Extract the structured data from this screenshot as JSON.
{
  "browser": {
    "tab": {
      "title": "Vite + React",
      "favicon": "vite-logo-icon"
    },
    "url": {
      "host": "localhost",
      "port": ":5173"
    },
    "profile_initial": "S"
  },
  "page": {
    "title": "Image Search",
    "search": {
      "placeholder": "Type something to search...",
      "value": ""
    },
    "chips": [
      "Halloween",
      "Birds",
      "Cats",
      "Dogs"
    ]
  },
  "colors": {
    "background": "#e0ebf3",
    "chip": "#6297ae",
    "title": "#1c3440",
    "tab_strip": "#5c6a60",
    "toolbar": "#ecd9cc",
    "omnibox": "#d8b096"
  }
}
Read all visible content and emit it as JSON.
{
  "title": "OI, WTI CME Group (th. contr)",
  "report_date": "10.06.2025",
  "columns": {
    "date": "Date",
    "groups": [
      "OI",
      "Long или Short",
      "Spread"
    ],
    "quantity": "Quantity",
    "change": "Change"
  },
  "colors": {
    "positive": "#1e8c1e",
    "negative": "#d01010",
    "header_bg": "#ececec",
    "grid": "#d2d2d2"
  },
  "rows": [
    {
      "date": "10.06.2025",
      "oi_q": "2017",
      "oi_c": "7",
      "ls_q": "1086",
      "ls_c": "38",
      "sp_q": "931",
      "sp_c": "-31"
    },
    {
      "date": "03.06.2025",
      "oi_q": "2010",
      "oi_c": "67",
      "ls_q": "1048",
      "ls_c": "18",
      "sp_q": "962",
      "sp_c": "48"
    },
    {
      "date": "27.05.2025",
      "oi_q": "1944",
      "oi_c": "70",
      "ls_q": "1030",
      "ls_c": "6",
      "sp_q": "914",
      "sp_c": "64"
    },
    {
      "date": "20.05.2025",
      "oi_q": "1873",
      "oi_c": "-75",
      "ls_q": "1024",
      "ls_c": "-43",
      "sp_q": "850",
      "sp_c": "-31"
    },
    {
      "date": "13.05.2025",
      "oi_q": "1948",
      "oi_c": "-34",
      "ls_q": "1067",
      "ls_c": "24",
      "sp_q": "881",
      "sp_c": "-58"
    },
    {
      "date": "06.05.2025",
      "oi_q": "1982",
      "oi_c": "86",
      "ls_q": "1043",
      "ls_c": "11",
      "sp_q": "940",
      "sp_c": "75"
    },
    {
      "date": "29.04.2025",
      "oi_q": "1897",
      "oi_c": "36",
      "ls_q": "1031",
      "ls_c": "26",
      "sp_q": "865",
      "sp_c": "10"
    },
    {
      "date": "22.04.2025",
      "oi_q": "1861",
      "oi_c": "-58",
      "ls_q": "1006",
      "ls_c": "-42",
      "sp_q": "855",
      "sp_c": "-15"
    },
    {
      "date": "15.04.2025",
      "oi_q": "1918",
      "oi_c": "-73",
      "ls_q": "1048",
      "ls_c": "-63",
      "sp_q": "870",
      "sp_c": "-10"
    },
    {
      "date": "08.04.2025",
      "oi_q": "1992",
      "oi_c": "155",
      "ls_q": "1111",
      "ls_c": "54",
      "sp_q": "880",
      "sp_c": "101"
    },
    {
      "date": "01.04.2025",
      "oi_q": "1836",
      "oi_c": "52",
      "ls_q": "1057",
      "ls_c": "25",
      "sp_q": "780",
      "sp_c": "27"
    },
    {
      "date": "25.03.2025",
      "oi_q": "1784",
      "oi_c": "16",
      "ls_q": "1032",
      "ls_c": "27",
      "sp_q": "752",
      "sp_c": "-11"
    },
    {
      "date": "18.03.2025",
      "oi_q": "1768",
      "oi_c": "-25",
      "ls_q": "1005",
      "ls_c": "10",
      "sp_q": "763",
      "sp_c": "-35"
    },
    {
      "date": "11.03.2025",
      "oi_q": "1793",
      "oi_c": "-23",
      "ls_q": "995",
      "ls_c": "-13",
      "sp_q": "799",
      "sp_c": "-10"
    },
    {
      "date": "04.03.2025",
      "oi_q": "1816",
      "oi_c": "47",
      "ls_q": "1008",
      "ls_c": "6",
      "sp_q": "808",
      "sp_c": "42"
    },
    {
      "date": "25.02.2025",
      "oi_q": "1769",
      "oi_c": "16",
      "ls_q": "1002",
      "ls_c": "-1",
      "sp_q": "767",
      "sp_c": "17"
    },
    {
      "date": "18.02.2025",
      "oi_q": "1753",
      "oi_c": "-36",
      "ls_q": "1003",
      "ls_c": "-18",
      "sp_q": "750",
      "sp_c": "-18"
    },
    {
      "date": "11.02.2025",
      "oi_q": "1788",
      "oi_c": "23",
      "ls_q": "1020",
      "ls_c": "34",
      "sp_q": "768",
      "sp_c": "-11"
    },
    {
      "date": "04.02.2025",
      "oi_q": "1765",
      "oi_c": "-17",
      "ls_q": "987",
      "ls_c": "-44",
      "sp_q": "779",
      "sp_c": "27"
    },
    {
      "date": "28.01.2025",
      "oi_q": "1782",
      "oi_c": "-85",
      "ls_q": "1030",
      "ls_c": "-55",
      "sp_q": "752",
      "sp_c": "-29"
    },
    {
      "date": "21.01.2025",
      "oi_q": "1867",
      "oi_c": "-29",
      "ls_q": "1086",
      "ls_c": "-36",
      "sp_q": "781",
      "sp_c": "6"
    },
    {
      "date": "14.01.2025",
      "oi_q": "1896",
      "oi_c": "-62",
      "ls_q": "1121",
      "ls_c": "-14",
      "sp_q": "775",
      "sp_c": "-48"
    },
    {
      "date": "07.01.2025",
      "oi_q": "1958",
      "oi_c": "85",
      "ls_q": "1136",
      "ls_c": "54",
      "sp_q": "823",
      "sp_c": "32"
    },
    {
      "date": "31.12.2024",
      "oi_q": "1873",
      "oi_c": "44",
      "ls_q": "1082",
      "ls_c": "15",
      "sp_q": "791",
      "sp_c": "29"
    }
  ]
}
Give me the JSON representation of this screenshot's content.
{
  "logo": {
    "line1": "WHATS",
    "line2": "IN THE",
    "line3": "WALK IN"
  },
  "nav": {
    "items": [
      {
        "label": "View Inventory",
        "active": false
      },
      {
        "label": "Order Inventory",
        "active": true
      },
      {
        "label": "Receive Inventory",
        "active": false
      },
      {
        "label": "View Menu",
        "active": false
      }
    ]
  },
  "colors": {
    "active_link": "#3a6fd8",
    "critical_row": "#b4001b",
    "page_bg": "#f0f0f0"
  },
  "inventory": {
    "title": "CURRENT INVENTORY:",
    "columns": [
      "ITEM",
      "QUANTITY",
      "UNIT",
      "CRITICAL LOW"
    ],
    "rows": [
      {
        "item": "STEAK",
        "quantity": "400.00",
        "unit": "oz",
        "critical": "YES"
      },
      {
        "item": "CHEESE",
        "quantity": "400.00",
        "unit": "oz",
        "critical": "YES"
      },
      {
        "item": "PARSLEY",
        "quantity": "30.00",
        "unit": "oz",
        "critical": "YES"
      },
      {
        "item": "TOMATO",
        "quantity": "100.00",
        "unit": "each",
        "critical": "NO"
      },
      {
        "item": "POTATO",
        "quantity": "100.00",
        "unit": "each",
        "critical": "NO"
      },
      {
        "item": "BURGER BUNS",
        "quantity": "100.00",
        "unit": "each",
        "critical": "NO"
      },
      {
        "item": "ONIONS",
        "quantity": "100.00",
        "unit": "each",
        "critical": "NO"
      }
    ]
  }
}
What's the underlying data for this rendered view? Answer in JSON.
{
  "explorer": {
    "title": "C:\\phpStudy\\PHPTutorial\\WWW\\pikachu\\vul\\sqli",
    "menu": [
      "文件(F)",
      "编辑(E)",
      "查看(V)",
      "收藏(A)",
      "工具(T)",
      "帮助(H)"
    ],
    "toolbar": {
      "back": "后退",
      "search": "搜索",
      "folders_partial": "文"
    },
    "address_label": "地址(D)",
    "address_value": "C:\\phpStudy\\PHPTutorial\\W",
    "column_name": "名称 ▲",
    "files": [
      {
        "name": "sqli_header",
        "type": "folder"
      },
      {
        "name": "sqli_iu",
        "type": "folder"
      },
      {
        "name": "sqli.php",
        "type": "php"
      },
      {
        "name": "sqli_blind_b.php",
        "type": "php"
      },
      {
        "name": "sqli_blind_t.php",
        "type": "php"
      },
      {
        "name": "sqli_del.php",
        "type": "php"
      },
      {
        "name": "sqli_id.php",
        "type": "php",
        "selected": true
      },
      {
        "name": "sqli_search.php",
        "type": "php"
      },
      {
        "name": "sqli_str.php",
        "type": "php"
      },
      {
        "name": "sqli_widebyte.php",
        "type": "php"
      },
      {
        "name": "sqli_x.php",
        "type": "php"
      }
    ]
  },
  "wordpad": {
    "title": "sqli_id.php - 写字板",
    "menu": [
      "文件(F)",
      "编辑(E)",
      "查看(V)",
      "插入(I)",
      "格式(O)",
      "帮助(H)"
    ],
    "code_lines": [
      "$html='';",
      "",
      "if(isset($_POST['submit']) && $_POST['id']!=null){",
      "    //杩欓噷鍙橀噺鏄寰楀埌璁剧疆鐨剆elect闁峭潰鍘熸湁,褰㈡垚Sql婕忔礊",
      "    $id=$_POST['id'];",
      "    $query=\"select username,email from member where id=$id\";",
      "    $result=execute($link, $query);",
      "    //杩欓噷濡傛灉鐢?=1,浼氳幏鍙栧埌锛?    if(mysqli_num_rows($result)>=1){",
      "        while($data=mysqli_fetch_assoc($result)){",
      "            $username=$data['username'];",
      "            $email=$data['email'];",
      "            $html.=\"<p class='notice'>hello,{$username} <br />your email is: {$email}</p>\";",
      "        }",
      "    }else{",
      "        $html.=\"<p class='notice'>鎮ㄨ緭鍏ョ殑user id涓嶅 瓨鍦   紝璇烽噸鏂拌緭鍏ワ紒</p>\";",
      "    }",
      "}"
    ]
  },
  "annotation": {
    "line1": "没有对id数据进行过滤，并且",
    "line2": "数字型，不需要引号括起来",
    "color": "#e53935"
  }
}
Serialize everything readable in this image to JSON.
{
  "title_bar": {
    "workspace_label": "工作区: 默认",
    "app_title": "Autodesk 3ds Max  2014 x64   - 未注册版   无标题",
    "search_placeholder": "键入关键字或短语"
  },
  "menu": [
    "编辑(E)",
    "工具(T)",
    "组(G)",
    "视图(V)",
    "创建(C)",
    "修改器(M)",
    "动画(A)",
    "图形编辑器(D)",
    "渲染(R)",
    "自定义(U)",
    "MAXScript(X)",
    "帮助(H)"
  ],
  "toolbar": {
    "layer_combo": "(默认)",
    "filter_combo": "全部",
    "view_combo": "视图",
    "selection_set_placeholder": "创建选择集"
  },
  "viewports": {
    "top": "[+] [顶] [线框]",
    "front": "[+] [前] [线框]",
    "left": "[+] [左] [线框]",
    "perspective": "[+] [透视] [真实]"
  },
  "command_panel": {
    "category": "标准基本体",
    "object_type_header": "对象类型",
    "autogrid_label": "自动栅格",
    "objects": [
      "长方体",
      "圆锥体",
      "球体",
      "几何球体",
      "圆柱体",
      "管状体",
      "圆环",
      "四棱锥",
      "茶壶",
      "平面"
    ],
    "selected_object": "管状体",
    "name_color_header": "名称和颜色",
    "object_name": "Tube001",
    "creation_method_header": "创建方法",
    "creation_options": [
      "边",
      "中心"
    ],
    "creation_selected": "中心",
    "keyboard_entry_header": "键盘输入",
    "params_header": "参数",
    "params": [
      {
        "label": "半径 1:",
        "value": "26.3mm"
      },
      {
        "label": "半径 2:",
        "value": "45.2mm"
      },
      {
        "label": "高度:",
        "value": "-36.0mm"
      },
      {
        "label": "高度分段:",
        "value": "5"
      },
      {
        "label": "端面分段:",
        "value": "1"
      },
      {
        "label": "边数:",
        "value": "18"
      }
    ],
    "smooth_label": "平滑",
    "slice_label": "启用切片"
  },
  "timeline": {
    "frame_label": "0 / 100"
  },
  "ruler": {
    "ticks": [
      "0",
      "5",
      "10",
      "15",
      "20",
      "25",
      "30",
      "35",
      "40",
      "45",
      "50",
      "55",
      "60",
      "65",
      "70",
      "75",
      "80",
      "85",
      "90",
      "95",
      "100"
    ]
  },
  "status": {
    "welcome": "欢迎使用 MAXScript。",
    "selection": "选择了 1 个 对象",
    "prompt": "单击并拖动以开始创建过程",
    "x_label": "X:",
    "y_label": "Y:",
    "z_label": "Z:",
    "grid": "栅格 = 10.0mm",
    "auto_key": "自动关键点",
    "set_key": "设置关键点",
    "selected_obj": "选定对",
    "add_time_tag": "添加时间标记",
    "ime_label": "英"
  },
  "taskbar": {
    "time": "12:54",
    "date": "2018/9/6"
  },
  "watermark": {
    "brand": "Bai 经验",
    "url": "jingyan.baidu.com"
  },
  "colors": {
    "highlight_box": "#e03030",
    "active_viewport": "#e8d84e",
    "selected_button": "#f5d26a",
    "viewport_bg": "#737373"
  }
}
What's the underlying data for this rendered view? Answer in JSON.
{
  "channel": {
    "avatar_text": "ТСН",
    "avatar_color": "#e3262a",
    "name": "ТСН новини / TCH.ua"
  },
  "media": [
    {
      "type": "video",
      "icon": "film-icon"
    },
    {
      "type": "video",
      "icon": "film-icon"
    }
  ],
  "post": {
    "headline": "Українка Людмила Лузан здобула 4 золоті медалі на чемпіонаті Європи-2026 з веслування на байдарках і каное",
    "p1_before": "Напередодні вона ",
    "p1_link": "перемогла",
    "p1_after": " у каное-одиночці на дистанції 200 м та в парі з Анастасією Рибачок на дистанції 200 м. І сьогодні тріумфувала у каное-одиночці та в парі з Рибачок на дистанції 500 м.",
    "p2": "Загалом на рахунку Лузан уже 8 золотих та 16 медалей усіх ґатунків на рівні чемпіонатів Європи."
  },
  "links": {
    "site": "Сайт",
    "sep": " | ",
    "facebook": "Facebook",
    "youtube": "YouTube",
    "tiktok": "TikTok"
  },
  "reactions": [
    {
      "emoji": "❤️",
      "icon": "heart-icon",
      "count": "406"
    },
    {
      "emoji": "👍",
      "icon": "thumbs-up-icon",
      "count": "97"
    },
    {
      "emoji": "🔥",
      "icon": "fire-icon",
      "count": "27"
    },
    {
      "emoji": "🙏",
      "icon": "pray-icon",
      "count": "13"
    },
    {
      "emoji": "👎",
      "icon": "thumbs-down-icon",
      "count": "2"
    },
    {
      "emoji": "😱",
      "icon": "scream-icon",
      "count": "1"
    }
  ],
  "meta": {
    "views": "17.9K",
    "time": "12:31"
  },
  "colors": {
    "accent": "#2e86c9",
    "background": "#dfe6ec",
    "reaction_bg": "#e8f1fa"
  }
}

*TO DO:* Find "count". Copy every line it occurs in.

*OUTPUT OF THE EXERCISE:*
      "count": "406"
      "count": "97"
      "count": "27"
      "count": "13"
      "count": "2"
      "count": "1"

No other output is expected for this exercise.